__WHAT YOU HAVE TO DO__: Identify all lines below that hold "JSON" and collect them.

__DATA RECORDS__:
++++++++++

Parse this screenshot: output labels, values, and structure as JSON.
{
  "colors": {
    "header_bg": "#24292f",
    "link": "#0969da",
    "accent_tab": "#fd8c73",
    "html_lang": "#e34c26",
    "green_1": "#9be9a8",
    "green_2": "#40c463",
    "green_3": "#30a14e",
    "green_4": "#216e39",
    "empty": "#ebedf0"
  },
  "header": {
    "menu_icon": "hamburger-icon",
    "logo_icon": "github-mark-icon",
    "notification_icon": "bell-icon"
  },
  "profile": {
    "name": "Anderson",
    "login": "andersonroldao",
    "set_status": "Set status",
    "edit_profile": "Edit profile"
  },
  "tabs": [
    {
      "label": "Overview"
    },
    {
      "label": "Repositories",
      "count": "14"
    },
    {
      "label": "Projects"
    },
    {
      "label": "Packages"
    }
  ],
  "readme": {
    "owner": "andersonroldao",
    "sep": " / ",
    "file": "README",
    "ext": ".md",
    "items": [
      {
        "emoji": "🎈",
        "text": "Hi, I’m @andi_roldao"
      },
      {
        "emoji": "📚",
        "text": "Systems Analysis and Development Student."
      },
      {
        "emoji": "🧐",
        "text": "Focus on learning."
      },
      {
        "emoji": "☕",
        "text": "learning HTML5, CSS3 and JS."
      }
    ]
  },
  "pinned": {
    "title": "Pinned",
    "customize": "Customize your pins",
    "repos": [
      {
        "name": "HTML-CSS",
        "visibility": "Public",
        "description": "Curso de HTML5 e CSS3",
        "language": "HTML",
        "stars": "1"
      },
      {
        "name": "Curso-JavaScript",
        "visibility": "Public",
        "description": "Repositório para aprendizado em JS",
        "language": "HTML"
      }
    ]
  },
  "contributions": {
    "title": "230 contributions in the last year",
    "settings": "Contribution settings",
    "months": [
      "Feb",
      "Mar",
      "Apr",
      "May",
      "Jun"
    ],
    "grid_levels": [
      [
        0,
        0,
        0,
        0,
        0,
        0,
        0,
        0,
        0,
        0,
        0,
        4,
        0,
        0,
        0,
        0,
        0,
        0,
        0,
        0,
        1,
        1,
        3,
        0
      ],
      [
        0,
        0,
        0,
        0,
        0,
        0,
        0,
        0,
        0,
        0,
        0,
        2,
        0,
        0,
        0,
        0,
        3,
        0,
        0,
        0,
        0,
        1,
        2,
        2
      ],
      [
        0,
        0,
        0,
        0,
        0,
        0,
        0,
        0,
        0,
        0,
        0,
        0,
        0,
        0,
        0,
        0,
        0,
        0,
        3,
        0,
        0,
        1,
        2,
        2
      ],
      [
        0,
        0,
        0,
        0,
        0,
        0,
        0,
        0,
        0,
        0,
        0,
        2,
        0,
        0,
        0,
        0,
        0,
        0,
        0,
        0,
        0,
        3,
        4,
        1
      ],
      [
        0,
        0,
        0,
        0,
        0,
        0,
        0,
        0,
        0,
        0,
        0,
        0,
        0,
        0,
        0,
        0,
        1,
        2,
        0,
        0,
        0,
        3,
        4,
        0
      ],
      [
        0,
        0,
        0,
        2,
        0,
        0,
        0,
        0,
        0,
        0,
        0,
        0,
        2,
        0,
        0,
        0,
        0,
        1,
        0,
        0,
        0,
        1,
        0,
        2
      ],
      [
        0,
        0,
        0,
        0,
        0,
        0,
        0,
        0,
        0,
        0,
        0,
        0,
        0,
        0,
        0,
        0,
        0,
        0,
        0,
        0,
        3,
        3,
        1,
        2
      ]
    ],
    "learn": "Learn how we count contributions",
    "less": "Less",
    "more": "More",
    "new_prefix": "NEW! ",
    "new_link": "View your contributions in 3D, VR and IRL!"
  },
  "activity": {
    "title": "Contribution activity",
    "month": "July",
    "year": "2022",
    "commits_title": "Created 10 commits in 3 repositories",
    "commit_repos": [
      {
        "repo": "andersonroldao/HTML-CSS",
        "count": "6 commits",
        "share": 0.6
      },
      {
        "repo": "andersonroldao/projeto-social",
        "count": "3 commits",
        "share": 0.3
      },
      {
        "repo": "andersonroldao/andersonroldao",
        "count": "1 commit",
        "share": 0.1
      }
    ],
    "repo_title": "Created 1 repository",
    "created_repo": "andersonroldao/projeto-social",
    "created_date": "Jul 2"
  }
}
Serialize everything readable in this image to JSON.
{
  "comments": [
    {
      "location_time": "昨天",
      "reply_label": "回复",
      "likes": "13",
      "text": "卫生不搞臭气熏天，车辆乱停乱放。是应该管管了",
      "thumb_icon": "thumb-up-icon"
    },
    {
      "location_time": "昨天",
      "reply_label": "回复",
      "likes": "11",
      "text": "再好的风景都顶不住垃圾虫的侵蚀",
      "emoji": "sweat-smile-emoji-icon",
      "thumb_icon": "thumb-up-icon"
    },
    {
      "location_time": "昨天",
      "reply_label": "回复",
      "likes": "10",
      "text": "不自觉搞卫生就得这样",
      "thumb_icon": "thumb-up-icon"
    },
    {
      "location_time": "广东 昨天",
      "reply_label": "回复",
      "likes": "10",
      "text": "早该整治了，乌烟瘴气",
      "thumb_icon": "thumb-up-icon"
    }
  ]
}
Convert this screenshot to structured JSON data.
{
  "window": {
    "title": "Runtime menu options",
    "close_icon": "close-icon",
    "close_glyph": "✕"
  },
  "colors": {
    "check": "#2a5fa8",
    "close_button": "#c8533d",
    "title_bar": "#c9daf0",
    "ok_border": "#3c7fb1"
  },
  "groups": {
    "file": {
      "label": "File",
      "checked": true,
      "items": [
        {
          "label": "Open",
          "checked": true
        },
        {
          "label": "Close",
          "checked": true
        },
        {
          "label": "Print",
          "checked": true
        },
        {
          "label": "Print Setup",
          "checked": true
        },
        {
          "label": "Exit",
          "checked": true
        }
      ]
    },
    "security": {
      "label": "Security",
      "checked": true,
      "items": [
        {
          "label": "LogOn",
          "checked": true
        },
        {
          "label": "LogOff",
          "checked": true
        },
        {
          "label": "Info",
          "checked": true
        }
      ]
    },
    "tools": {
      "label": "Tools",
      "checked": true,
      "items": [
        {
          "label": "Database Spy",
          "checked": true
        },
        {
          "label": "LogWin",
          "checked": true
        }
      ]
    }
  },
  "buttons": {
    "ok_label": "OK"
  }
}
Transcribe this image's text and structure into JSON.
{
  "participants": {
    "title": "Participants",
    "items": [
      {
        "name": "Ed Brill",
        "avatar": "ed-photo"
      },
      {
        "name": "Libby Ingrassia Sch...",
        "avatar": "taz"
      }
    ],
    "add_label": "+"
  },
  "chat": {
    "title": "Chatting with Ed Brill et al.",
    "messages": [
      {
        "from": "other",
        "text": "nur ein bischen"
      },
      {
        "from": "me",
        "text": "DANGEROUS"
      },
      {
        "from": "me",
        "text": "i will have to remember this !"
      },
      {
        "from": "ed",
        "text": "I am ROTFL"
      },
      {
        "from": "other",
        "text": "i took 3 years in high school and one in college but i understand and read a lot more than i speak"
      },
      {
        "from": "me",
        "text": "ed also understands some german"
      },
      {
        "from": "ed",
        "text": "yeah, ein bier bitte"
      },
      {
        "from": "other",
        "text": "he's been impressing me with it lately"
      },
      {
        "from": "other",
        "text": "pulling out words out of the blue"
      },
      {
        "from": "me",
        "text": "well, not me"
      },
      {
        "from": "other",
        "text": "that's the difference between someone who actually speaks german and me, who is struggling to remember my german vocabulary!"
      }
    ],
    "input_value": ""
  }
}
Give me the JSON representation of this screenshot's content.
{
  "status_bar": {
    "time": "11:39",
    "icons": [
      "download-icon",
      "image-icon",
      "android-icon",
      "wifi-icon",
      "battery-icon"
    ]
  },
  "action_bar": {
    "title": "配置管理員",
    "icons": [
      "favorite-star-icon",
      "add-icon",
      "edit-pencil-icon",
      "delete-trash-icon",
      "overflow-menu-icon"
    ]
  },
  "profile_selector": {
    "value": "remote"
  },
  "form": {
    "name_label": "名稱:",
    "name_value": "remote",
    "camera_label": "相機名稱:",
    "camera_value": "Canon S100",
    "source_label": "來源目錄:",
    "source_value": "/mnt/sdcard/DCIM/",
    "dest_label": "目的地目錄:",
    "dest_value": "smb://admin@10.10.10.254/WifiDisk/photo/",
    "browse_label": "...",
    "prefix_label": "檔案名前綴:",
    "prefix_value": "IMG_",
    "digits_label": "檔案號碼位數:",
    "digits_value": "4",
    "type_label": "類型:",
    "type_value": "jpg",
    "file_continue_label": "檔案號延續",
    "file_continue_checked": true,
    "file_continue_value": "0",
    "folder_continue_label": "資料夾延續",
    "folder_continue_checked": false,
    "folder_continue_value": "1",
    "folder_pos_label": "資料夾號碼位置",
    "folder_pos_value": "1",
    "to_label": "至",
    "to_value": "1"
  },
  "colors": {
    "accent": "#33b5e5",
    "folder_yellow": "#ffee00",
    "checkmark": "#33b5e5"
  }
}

++++++++++

__REPLY__:
Parse this screenshot: output labels, values, and structure as JSON.
Serialize everything readable in this image to JSON.
Convert this screenshot to structured JSON data.
Transcribe this image's text and structure into JSON.
Give me the JSON representation of this screenshot's content.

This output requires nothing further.